_Data entries_
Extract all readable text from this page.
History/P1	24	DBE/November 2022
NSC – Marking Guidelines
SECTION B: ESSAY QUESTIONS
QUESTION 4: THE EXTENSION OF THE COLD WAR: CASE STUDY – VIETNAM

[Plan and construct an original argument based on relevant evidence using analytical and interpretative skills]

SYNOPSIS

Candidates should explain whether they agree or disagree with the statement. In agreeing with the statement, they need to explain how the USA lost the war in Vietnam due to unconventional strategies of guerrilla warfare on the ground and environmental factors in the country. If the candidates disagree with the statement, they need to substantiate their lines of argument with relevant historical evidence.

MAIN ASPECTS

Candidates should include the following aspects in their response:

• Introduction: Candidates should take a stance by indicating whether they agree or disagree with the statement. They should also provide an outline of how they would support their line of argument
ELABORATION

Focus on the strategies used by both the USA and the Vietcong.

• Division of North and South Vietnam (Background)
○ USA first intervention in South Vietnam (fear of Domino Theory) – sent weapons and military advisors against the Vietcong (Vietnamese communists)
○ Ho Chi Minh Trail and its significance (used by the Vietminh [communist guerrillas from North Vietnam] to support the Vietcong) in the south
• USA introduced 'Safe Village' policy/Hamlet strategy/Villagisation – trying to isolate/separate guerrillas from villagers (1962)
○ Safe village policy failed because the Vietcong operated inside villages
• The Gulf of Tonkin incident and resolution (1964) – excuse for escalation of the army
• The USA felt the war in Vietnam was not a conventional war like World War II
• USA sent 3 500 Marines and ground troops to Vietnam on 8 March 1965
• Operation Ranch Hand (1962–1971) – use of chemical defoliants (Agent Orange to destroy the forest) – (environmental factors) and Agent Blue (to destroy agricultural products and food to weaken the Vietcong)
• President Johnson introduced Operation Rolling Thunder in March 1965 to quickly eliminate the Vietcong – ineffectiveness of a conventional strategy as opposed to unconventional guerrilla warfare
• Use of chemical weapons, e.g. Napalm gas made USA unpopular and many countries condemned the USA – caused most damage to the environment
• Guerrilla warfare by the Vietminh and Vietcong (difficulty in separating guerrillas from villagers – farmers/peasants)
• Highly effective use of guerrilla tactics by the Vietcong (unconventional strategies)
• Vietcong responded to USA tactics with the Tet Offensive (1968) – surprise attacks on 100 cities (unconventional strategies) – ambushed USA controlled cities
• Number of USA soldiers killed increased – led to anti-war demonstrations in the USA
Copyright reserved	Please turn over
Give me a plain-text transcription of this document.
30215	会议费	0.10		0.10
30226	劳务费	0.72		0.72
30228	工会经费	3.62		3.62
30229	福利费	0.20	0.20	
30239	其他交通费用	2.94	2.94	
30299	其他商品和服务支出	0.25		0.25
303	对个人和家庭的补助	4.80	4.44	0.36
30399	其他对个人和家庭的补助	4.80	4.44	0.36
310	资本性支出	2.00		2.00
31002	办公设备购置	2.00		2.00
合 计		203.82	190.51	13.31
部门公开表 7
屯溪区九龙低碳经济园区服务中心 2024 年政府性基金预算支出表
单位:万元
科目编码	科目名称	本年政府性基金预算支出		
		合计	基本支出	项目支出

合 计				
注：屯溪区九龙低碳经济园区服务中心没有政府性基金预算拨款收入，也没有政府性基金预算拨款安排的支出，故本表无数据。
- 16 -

_Directions_
Which lines include the word "this"? Copy every one of them.

_Solved exercise_
Extract all readable text from this page.
Give me a plain-text transcription of this document.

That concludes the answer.